Please read the abstract below on palliative care for patients with blood cancers. Which database did the study use?

READING TEXT below:

Abstract
Introduction: Patients with hematologic malignancies face unique end-of-life challenges including rapid clinical deterioration, ongoing cytopenias requiring transfusion support, and infection risks that often preclude hospice discharge. Unlike solid tumors where hospice utilization is common, the economic and clinical impact of inpatient palliative care (PC) consultation in this population remains poorly characterized. We examined whether PC consultation reduces resource utilization for thsese patients.
Methods: We conducted a retrospective cohort study using the Healthcare Cost and Utilization Project National Inpatient Sample (2016-2022). Adults (≥18 years) with primary diagnoses of acute myeloid/lymphoblastic leukemia (ICD-10: C92.0, C92.4-6, C92.A, C91.0), diffuse large B-cell lymphoma (C83.3), or multiple myeloma (C90.0) who died during hospitalization (DIED=1) were identified. PC consultation was captured using ICD-10 code Z51.5. Analyses were performed using STATA 19.5. Propensity scores were estimated via logistic regression incorporating: age categories (18-49, 50-64, 65-79, ≥80), sex, race (White, Black, Hispanic, Asian/Pacific Islander, Native American, Other), primary payer (Medicare, Medicaid, Private, Self-pay, No charge, Other), All Patient Refined DRG Severity of Illness, median household income quartile, and year. We performed nearest-neighbor matching without replacement using caliper width 0.2 (psmatch2 command). Balance was assessed using pstest examining standardized differences. Primary outcomes were length of stay and total charges. Temporal trends were analyzed using linear regression. Analyses were unweighted.
Results: From 430,232 hospitalizations screened, 23,060 (5.4%) met criteria: 9,786 (42.44%) leukemia, 4,932 (21.39%) lymphoma, 8,342 (36.18%) myeloma. Overall, 12,388 (53.72%) received PC, increasing from 49.95% (1,525/3,055) in 2016 to 55.86% (2,049/3,668) in 2022 (annual increase 0.72%, p=0.061). PC recipients had higher baseline severity: for leukemia, APRDRG_Severity=4 comprised 83.2% (4,355/5,235) of PC versus 89.6% (4,079/4,551) of non-PC patients (p<0.001). PC utilization also varied by demographics: among leukemia patients, PC rates were 60.9% for age ≥80 versus 42.0% for ages 18-49 (p<0.001); 41.9% for Black patients versus 57.0% for White patients (p<0.001). Propensity score distributions showed substantial overlap enabling matching. Common support exceeded 94% across all cancers: 9,289/9,786 (94.9%) leukemia, 4,691/4,932 (95.1%) lymphoma, 7,964/8,342 (95.5%) myeloma patients successfully matched. Balance diagnostics confirmed all covariates achieved standardized differences <10% post-matching. After matching, PC consultation significantly reduced resource utilization across all malignancies. For leukemia (4,323 matched pairs), PC reduced LOS by 1.02 days (11.78 vs 12.80, ATT: -1.02, SE: 0.60, p=0.09) and charges by $49,685 ($267,741 vs $317,426, ATT: -$49,685, SE: $17,113, p<0.01). For lymphoma (2,052 pairs), PC reduced LOS by 1.57 days (10.43 vs 12.00, ATT: -1.57, SE: 0.68, p=0.02) and charges by $52,326 ($209,352 vs $261,678, ATT: -$52,326, SE: $19,108, p=0.01). For myeloma (3,807 pairs), PC reduced LOS by 0.85 days (8.15 vs 9.00, ATT: -0.85, SE: 0.42, p=0.04) and charges by $34,300 ($136,405 vs $170,705, ATT: -$34,300, SE: $8,605, p<0.01).

End of READING TEXT.
EXCERPTED RECORDS below:

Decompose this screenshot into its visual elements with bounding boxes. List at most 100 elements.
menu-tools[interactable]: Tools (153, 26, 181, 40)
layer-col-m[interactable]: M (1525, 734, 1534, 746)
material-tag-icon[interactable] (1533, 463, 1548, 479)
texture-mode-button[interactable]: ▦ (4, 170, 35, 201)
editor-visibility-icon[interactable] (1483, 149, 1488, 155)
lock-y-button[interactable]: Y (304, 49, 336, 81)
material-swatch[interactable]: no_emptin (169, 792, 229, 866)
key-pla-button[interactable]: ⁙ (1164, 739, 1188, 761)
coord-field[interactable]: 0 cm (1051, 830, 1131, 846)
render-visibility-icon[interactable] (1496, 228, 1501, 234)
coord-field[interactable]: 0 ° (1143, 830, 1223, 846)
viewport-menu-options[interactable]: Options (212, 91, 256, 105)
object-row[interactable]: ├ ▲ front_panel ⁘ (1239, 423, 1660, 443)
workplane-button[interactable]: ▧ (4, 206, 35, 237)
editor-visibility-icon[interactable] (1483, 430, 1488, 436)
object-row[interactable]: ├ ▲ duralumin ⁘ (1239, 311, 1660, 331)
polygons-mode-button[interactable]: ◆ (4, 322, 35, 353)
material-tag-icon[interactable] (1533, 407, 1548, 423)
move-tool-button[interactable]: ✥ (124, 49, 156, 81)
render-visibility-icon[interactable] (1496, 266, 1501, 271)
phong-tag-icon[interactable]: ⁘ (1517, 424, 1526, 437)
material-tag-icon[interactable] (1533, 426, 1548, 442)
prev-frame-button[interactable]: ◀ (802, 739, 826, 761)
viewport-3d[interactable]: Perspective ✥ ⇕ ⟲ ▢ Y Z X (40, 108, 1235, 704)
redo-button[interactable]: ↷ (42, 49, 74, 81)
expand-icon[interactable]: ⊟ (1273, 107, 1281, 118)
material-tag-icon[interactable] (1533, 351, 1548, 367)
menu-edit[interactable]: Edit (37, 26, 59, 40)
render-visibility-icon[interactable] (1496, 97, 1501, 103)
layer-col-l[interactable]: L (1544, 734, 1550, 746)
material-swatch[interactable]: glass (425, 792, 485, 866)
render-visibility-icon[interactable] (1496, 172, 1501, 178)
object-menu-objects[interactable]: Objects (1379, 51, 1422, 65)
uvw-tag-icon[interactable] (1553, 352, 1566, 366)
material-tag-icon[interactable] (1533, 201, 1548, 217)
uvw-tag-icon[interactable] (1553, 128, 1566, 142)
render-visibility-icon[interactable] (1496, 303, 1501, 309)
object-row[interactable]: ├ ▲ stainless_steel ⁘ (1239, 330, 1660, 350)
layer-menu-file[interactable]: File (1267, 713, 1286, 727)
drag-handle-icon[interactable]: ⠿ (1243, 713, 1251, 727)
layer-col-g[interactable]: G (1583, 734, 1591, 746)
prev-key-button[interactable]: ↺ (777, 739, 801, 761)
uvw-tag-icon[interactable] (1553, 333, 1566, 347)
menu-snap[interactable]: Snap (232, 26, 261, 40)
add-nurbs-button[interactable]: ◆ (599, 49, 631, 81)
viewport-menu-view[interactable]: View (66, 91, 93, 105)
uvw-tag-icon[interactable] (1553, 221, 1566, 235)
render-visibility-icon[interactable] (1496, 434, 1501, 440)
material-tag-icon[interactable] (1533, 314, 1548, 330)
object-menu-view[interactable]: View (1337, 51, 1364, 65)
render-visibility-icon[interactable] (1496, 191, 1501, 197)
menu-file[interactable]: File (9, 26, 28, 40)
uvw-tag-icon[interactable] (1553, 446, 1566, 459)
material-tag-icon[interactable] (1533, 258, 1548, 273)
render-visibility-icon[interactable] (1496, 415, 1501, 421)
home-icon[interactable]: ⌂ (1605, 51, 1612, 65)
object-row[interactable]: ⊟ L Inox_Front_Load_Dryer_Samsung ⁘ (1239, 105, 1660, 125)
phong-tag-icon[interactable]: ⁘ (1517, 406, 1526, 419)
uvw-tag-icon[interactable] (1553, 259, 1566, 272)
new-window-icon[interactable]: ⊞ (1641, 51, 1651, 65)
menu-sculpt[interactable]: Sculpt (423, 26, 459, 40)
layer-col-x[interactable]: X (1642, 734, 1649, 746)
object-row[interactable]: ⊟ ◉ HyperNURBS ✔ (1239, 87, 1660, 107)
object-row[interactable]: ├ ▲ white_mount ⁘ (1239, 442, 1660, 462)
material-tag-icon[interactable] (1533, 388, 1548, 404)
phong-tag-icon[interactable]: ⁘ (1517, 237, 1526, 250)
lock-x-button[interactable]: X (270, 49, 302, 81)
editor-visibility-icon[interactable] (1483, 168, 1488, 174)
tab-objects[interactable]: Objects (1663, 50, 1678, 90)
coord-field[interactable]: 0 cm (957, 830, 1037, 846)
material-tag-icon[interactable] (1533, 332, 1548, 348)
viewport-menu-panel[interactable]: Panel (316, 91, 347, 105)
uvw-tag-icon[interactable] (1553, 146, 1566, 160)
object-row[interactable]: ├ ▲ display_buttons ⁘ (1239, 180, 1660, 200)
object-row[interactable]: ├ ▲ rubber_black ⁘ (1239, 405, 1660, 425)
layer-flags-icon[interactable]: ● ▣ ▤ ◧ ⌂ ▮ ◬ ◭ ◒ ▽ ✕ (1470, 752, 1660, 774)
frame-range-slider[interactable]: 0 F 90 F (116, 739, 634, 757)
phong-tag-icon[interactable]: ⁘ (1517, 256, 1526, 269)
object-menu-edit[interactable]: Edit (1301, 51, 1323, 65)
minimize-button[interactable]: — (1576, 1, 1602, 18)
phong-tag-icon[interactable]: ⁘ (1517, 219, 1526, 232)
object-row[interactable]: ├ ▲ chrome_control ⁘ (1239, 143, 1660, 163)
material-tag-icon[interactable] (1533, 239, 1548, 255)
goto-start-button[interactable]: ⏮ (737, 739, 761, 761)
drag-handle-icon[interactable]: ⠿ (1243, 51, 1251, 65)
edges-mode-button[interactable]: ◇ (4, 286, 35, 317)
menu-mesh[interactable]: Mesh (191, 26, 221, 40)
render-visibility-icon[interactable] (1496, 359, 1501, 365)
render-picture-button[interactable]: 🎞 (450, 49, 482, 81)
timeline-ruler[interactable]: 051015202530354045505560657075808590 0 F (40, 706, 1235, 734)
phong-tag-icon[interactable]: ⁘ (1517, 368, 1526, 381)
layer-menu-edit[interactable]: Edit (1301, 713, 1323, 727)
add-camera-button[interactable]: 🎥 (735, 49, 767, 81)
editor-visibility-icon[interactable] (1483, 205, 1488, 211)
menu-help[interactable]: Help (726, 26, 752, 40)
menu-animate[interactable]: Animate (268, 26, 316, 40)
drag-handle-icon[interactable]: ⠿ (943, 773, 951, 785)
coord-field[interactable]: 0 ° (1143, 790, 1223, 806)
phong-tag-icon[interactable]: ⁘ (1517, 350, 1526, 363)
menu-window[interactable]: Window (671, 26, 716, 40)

End of EXCERPTED RECORDS.

*ANSWER BOX*:
The Healthcare Cost and Utilization Project National Inpatient Sample (2016-2022).